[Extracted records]
┄┄┄┄┄┄┄┄┄┄┄┄┄┄┄┄┄┄┄┄
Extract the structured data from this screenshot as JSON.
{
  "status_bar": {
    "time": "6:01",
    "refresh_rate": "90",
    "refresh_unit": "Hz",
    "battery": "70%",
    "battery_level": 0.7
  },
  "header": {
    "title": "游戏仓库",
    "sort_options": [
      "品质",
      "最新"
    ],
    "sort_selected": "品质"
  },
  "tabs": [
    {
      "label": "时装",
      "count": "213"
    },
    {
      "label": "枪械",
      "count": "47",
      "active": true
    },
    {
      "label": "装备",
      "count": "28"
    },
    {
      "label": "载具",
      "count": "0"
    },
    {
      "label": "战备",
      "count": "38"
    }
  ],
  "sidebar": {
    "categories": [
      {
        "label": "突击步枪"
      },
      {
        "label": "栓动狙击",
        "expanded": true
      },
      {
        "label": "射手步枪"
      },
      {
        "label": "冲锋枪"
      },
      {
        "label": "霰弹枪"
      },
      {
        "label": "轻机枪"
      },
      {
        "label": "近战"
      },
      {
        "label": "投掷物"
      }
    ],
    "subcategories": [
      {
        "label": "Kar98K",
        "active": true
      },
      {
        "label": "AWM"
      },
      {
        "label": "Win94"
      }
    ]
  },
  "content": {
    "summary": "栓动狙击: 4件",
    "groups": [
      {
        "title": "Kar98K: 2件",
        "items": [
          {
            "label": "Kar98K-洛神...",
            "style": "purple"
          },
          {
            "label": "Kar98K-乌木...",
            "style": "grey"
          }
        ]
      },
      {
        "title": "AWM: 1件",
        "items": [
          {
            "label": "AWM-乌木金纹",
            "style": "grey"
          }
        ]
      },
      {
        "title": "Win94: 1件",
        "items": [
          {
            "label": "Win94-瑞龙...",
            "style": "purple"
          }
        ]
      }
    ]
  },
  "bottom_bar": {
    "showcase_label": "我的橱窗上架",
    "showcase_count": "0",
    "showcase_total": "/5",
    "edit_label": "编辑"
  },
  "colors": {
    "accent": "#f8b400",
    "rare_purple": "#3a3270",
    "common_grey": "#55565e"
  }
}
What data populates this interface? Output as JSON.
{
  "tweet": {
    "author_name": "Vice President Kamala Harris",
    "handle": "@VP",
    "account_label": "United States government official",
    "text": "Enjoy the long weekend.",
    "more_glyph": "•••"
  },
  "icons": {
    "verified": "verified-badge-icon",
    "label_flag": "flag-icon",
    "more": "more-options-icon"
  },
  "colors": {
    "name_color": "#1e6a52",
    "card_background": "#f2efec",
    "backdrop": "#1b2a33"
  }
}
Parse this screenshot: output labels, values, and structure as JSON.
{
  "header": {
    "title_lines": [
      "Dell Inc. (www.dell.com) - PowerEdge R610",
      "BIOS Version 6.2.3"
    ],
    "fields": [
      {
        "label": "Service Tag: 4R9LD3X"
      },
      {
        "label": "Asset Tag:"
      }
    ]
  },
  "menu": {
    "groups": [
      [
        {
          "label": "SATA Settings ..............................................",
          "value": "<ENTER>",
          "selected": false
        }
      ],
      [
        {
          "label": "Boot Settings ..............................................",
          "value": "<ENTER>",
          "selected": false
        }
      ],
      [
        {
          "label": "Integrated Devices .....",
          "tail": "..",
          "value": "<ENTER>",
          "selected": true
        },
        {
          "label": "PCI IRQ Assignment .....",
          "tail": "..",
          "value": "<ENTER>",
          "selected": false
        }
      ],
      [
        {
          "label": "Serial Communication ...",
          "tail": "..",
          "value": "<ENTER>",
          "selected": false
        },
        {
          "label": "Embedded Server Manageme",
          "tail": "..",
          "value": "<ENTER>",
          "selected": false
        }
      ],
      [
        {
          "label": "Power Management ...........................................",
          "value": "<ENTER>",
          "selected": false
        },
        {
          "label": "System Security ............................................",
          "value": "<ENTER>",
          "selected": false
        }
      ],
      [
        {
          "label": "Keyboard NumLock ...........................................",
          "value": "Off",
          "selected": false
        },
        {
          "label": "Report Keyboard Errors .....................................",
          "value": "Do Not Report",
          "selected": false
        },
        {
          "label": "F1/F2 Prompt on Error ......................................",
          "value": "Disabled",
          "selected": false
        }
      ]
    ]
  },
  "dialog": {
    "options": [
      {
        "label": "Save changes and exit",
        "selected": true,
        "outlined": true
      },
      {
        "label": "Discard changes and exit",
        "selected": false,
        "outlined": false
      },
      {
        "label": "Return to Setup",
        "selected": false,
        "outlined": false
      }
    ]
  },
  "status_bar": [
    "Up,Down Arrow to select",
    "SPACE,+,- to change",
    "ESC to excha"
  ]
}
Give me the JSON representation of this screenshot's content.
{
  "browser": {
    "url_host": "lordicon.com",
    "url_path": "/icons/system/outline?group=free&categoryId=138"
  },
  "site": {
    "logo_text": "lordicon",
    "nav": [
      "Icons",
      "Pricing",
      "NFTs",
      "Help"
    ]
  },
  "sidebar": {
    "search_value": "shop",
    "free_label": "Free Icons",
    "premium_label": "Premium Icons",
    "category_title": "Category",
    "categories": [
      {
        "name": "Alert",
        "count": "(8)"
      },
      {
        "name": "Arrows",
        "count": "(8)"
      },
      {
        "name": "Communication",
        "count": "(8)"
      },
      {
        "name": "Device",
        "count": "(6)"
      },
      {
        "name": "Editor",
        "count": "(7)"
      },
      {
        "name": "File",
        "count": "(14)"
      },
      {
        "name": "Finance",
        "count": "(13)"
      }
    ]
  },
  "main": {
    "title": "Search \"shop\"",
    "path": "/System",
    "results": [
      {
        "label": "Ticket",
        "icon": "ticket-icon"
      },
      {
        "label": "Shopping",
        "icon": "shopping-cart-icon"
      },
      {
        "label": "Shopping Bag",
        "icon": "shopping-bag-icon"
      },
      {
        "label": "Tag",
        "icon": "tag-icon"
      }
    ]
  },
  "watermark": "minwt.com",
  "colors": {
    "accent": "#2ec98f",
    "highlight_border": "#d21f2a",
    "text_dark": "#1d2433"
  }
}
┄┄┄┄┄┄┄┄┄┄┄┄┄┄┄┄┄┄┄┄
## THE TASK
Show the lines of the records that include the string "Keyboard".

## OUTPUT BELOW
          "label": "Keyboard NumLock ...........................................",
          "label": "Report Keyboard Errors .....................................",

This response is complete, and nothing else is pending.